No Quick Fix For Federal Prisons Budget Crisis

Lawmakers have already approved $109 million to combat a budget crisis at the federal Bureau of Prisons (BOP), according to documentation obtained by Colorado ConfidentialIn an electronic message that was sent to federal correctional officers on Friday from an official with the American Federation of Government Employees (AFGE), a labor union that represents thousands of correctional workers throughout the nation, union legislative analyst Phil Glover states that BOP is still millions short from obtaining the money to correct a $289 million budget shortfall that could lead to the termination of 4,000 correctional positions at the federal agency and leave staffing levels at dangerously low numbers.

The union message states that the Office of Management and Budget, an arm of the White House, has authorized the Department of Justice (the BOP’s parent agency) to request $240 million in “reprogramming funds” that will take money from the Justice Department and reallocate funds to the BOP.

Such funds need to be approved by both the House and Senate subcommittees on Commerce, Justice, Science, and Related Agencies, and according to the union document, the panels have already approved $109 million of the $240 million that was authorized. The message also says that the committees denied the rest of the funds because the Justice Department had decided to reallocate the money from state grants, moving the committee to tell the Justice Department to find other areas to cut in order to provide funds to the BOP.

On a second front, AFGE officials met with the staff of House Democratic Majority Leader Steny Hoyer, D-Md., last week to discuss the issue, and the union is planing on submitting a $189 million funding measure that could possibly be attached to the Iraq and Afghanistan supplemental funding bill currently being debated in Congress, according to the union document.

In an internal memo that was reported on by Colorado Confidential earlier in the month, the BOP noted that the $289 million shortfall could bring staffing levels to a point where “safety and security of staff and inmates could be in jeopardy.” (The agency later admitted publicly to a shortfall.) Projected cuts of 4,000 federal corrections employees would reduce the staffing levels to approximately 76 percent, three-quarters of the needed workforce.

....

— SET EXERCISE A —
Can you return the part of the prisons budget article that opens with the words containing "The union message" and closes with "reallocate funds to the BOP.", copied word for word?
— SET EXERCISE B —
Would you retype, unchanged, the listing from its first line through the line containing "- vaeloader-title: 加载VAE: [339, 301, 381, 312]", including both of those lines and nothing else?

....

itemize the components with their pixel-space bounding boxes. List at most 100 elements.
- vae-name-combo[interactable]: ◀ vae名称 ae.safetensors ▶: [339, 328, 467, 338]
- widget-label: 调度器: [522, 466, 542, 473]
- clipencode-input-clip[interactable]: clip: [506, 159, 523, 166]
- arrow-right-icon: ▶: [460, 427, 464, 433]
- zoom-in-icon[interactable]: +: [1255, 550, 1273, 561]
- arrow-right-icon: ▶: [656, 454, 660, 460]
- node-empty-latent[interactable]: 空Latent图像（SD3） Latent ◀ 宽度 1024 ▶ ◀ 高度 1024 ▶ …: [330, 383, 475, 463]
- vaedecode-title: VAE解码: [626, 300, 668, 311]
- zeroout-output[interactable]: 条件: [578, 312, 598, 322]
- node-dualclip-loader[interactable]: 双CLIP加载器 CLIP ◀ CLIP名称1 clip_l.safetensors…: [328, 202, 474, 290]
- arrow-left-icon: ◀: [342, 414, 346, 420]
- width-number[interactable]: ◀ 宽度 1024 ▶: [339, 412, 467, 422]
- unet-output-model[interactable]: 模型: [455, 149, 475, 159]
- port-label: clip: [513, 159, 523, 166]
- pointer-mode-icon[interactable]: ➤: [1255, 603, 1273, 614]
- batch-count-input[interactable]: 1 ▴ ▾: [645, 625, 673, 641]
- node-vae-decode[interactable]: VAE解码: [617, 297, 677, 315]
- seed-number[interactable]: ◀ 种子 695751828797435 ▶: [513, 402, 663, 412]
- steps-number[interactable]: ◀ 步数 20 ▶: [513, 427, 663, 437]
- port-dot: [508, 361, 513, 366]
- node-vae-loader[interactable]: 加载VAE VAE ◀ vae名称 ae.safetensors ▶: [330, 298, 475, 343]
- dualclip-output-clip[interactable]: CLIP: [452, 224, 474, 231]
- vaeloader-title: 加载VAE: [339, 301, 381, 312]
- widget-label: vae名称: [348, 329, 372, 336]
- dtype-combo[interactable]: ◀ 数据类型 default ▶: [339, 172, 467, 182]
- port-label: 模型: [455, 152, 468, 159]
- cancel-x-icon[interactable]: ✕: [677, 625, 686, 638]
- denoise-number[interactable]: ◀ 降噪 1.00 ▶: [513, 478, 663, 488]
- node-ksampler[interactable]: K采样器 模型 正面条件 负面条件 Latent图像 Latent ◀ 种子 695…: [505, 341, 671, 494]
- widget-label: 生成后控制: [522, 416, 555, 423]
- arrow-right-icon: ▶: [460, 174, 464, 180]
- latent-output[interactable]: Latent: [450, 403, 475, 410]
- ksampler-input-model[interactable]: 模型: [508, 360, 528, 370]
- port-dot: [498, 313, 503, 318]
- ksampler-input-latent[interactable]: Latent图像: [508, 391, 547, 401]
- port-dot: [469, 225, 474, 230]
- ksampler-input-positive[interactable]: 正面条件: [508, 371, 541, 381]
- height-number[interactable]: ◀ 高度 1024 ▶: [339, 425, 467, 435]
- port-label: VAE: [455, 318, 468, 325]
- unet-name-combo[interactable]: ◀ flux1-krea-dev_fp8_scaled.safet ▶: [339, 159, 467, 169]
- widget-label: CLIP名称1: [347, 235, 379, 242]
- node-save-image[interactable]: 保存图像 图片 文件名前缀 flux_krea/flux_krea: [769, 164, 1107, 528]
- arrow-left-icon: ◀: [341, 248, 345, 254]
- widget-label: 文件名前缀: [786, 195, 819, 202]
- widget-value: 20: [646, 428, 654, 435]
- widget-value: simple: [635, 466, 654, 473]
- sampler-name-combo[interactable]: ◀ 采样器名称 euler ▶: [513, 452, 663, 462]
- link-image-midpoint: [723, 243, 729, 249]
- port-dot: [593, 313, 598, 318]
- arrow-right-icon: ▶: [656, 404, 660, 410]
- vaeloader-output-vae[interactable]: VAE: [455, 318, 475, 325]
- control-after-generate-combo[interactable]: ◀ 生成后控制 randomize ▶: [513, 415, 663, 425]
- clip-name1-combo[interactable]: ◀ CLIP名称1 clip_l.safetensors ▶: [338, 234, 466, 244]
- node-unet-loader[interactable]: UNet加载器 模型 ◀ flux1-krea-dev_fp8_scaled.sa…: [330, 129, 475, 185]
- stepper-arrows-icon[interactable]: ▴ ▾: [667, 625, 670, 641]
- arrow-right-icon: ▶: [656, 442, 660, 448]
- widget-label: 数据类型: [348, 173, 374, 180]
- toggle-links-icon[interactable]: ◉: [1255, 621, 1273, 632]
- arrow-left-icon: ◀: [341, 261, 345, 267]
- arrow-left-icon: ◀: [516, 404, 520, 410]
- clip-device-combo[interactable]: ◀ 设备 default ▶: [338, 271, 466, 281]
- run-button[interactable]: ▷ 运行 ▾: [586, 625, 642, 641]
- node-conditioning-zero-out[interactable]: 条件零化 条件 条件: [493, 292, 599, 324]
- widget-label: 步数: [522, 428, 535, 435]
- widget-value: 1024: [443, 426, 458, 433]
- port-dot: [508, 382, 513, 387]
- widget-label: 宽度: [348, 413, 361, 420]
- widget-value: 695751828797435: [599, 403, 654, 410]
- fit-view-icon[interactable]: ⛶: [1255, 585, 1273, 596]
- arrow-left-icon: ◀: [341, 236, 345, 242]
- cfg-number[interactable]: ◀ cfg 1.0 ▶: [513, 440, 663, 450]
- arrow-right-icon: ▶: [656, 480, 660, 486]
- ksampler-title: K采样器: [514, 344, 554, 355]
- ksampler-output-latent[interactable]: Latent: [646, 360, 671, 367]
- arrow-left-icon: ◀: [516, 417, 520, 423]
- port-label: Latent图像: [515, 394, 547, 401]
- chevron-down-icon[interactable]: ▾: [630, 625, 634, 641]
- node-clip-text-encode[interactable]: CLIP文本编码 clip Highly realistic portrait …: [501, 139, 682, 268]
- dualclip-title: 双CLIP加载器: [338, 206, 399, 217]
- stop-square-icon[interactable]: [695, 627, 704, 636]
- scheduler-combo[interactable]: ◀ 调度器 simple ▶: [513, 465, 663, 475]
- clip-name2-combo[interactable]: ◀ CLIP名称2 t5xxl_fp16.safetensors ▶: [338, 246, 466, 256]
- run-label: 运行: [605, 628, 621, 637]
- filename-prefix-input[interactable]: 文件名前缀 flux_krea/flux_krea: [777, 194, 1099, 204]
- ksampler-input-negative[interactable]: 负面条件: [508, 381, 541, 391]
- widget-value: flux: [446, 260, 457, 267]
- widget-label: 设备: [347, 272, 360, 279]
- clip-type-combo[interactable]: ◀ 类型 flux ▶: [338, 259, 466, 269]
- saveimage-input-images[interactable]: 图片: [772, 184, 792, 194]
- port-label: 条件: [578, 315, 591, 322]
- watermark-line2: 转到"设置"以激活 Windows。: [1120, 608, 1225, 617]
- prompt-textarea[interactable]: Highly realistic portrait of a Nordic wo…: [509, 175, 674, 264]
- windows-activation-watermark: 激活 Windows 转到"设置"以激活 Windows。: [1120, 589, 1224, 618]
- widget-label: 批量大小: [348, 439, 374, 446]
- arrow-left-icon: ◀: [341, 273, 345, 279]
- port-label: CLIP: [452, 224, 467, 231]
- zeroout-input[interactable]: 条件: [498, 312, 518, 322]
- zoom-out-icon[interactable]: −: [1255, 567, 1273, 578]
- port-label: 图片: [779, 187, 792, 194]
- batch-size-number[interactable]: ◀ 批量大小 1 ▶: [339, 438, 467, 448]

....

— EXERCISE ANSWER A —
The union message states that the Office of Management and Budget, an arm of the White House, has authorized the Department of Justice (the BOP’s parent agency) to request $240 million in “reprogramming funds” that will take money from the Justice Department and reallocate funds to the BOP.

— EXERCISE ANSWER B —
itemize the components with their pixel-space bounding boxes. List at most 100 elements.
- vae-name-combo[interactable]: ◀ vae名称 ae.safetensors ▶: [339, 328, 467, 338]
- widget-label: 调度器: [522, 466, 542, 473]
- clipencode-input-clip[interactable]: clip: [506, 159, 523, 166]
- arrow-right-icon: ▶: [460, 427, 464, 433]
- zoom-in-icon[interactable]: +: [1255, 550, 1273, 561]
- arrow-right-icon: ▶: [656, 454, 660, 460]
- node-empty-latent[interactable]: 空Latent图像（SD3） Latent ◀ 宽度 1024 ▶ ◀ 高度 1024 ▶ …: [330, 383, 475, 463]
- vaedecode-title: VAE解码: [626, 300, 668, 311]
- zeroout-output[interactable]: 条件: [578, 312, 598, 322]
- node-dualclip-loader[interactable]: 双CLIP加载器 CLIP ◀ CLIP名称1 clip_l.safetensors…: [328, 202, 474, 290]
- arrow-left-icon: ◀: [342, 414, 346, 420]
- width-number[interactable]: ◀ 宽度 1024 ▶: [339, 412, 467, 422]
- unet-output-model[interactable]: 模型: [455, 149, 475, 159]
- port-label: clip: [513, 159, 523, 166]
- pointer-mode-icon[interactable]: ➤: [1255, 603, 1273, 614]
- batch-count-input[interactable]: 1 ▴ ▾: [645, 625, 673, 641]
- node-vae-decode[interactable]: VAE解码: [617, 297, 677, 315]
- seed-number[interactable]: ◀ 种子 695751828797435 ▶: [513, 402, 663, 412]
- steps-number[interactable]: ◀ 步数 20 ▶: [513, 427, 663, 437]
- port-dot: [508, 361, 513, 366]
- node-vae-loader[interactable]: 加载VAE VAE ◀ vae名称 ae.safetensors ▶: [330, 298, 475, 343]
- dualclip-output-clip[interactable]: CLIP: [452, 224, 474, 231]
- vaeloader-title: 加载VAE: [339, 301, 381, 312]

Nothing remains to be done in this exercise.